# start of Provided information

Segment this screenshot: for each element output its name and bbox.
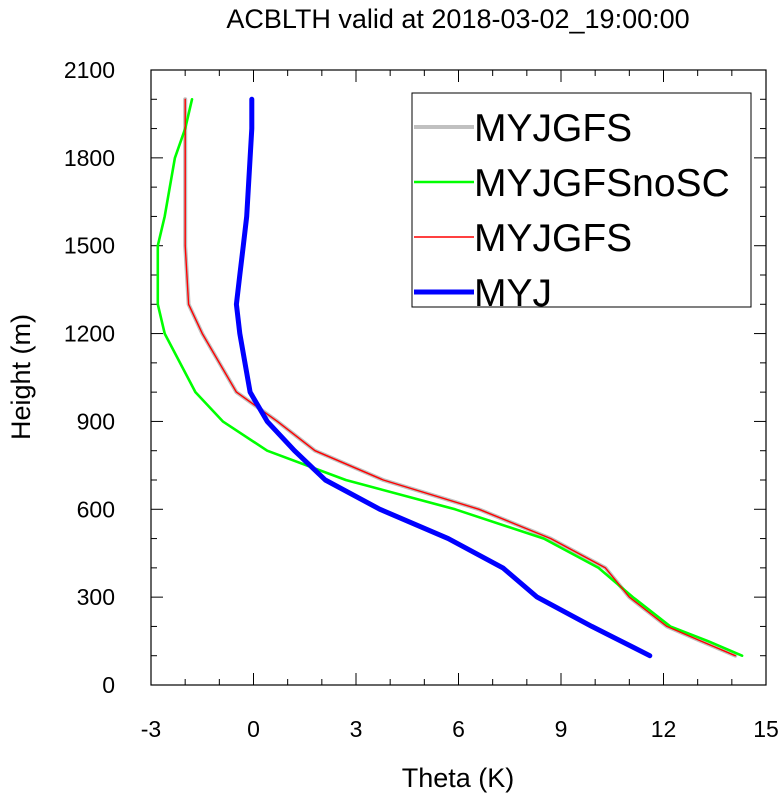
legend-entry-label: MYJGFSnoSC [474, 162, 730, 205]
x-tick-label: 9 [555, 716, 568, 742]
y-tick-label: 300 [77, 584, 115, 610]
y-tick-label: 900 [77, 408, 115, 434]
y-tick-label: 1500 [64, 233, 115, 259]
x-tick-label: 0 [247, 716, 260, 742]
x-tick-label: 15 [753, 716, 779, 742]
y-tick-label: 600 [77, 496, 115, 522]
legend: MYJGFS MYJGFSnoSC MYJGFS MYJ [411, 92, 752, 315]
y-tick-label: 2100 [64, 57, 115, 83]
legend-entry-label: MYJGFS [474, 217, 632, 260]
series-line-4 [233, 96, 653, 659]
plot-area: -3 0 3 6 9 12 15 0 300 600 900 1200 1500 1800 2100 [64, 57, 779, 742]
x-tick-label: 12 [651, 716, 677, 742]
x-tick-label: 3 [350, 716, 363, 742]
legend-entry-label: MYJGFS [474, 107, 632, 150]
y-tick-label: 1800 [64, 145, 115, 171]
x-tick-label: 6 [452, 716, 465, 742]
x-tick-label: -3 [141, 716, 161, 742]
y-tick-label: 0 [102, 672, 115, 698]
legend-entry-label: MYJ [474, 272, 552, 315]
series-line-2 [156, 98, 744, 658]
x-axis-label: Theta (K) [402, 763, 515, 793]
y-axis-label: Height (m) [6, 314, 36, 440]
chart-title: ACBLTH valid at 2018-03-02_19:00:00 [226, 4, 689, 34]
y-tick-label: 1200 [64, 321, 115, 347]
series-line-3 [184, 98, 736, 657]
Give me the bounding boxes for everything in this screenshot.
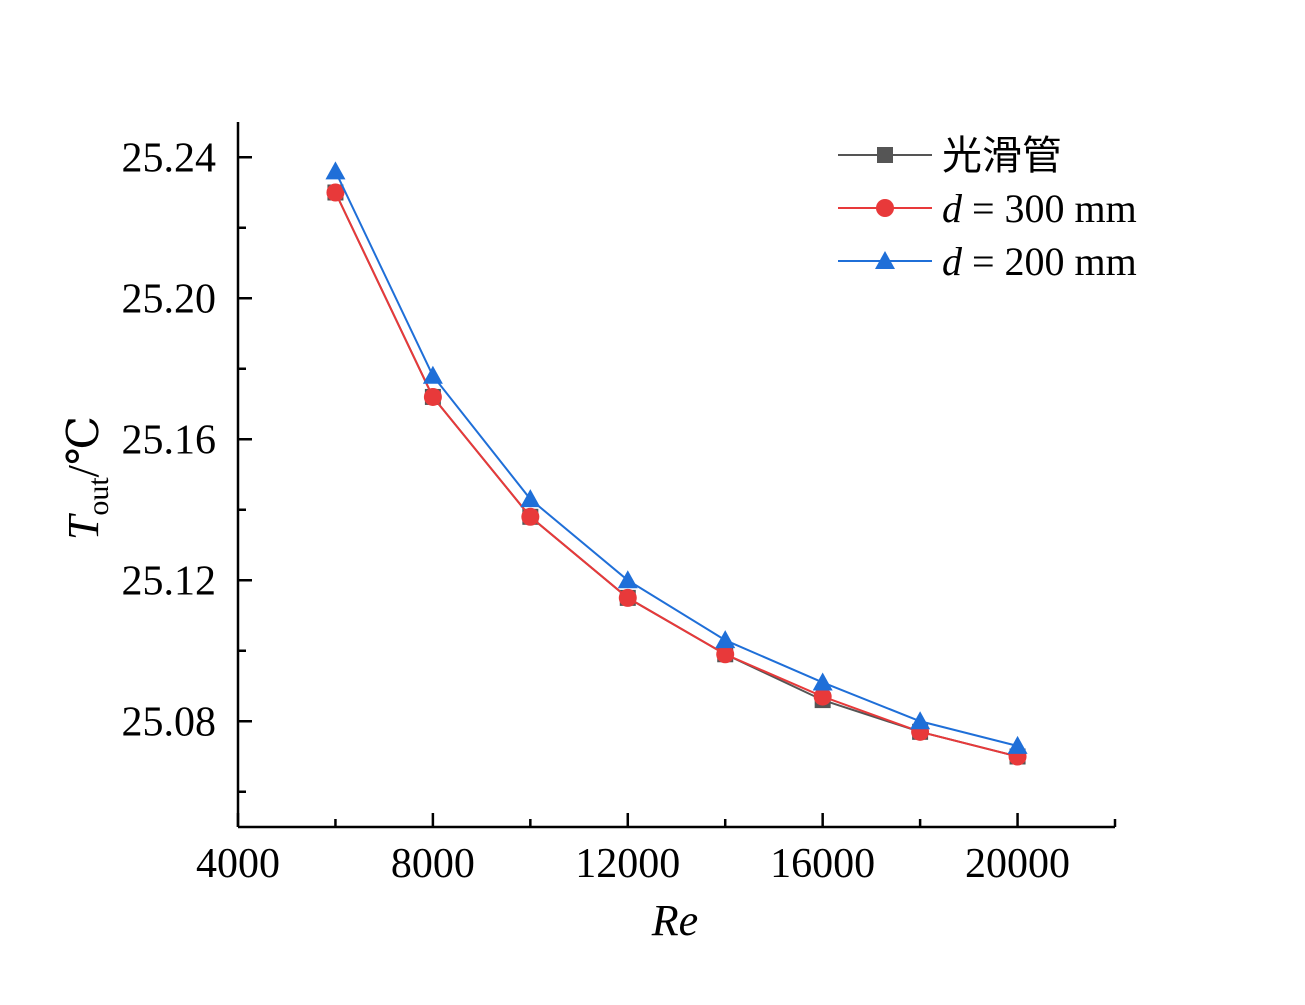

# end of Provided information

**Directions for this task**: Filter the rows above, keeping every line that contains the string "MYJGFSnoSC" in a case-sensitive match.

**Exercise output**:
legend-entry-label: MYJGFSnoSC [474, 162, 730, 205]
legend: MYJGFS MYJGFSnoSC MYJGFS MYJ [411, 92, 752, 315]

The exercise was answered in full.